■ Direction ■
Find all lines in the listing that include the word "Progression", then copy them.

■ Data ■

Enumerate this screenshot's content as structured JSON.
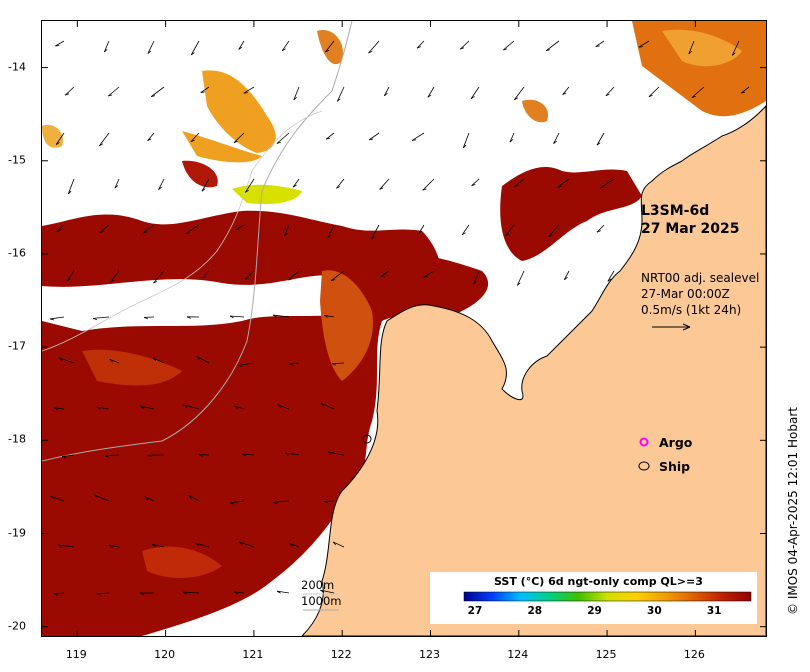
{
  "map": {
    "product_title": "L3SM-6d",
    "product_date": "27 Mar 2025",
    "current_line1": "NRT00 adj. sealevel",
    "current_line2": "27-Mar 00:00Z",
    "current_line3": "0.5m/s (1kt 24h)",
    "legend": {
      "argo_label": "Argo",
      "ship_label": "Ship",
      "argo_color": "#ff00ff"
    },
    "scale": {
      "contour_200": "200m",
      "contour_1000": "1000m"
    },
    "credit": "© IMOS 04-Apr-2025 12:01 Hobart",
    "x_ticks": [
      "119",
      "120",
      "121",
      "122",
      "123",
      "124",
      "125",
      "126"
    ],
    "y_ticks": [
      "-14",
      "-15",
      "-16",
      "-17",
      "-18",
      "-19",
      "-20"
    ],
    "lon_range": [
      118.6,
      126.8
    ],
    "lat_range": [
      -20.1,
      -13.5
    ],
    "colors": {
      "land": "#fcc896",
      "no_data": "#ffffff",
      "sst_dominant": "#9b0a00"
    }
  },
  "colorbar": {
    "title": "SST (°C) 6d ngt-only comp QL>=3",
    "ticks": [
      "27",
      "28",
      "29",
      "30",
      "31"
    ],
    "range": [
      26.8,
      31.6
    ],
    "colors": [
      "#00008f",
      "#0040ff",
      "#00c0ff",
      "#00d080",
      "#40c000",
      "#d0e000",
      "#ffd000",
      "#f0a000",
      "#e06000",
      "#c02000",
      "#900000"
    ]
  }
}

==

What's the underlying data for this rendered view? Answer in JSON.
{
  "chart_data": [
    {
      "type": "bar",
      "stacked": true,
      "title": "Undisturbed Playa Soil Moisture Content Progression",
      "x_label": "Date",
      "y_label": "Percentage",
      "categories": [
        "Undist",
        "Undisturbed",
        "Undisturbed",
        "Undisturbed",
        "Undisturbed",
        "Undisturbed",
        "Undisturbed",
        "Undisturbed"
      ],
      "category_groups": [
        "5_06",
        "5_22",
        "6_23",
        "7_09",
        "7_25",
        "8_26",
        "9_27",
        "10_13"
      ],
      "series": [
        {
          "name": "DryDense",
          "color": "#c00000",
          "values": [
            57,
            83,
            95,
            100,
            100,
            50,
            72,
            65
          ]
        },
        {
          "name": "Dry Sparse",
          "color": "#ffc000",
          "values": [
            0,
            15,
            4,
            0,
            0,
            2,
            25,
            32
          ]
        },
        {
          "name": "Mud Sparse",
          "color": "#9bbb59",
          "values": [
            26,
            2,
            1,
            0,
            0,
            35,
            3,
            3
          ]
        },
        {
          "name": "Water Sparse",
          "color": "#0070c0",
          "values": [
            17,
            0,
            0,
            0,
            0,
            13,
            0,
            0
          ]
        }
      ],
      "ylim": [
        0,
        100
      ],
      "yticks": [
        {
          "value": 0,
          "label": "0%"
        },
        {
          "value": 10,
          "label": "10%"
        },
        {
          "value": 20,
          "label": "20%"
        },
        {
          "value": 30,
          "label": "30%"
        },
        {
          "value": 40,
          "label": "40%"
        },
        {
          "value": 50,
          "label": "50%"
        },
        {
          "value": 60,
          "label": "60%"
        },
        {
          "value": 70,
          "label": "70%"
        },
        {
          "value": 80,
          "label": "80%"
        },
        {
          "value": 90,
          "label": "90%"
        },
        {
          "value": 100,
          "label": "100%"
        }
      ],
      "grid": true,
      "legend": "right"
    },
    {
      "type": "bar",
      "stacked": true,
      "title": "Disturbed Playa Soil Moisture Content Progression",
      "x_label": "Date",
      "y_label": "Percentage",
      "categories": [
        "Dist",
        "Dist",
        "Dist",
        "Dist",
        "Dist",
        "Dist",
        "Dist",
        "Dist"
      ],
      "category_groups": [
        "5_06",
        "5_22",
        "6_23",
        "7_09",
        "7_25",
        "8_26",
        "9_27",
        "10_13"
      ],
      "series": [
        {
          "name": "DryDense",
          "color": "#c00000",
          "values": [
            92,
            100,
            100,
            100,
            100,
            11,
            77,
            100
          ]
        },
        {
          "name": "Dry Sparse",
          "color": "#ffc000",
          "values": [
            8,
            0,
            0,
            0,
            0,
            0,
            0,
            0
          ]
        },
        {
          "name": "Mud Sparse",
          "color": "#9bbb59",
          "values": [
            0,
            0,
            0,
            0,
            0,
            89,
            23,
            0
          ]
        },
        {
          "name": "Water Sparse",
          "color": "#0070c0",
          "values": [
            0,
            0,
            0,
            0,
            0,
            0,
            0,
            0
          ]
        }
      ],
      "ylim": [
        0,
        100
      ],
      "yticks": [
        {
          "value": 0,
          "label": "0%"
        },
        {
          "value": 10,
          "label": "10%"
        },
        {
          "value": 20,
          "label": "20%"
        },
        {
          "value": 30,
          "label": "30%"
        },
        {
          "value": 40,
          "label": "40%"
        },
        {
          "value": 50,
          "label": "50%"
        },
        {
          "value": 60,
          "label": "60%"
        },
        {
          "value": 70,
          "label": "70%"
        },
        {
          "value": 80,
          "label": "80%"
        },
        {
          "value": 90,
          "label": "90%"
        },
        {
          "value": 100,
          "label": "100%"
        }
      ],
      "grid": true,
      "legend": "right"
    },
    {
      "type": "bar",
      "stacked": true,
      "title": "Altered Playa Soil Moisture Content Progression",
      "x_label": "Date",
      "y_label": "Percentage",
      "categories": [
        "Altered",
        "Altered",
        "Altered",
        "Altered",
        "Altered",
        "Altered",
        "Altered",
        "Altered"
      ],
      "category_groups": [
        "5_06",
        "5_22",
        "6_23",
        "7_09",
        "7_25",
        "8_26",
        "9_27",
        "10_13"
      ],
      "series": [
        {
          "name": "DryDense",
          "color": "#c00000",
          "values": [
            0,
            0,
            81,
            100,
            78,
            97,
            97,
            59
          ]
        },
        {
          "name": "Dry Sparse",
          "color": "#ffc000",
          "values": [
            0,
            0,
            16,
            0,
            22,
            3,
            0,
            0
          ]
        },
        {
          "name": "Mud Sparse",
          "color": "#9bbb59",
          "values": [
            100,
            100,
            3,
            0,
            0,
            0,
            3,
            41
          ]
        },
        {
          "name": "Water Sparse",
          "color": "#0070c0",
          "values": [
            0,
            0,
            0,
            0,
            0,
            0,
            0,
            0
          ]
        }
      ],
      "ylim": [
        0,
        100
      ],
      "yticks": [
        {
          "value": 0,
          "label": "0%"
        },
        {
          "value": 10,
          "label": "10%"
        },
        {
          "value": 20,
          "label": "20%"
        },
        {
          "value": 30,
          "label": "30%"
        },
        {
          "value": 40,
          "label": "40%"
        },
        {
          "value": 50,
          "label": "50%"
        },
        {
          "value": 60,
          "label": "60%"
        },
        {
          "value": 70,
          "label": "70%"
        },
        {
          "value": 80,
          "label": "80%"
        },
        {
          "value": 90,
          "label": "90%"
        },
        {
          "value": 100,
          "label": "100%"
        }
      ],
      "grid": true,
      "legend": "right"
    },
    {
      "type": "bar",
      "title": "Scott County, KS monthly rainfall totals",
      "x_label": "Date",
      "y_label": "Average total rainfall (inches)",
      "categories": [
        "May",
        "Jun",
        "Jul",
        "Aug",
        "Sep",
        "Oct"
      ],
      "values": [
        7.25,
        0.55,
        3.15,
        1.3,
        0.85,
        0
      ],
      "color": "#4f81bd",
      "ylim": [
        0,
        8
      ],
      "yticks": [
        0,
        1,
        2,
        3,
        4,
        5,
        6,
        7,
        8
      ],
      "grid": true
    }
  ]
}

■ Solution ■
      "title": "Undisturbed Playa Soil Moisture Content Progression",
      "title": "Disturbed Playa Soil Moisture Content Progression",
      "title": "Altered Playa Soil Moisture Content Progression",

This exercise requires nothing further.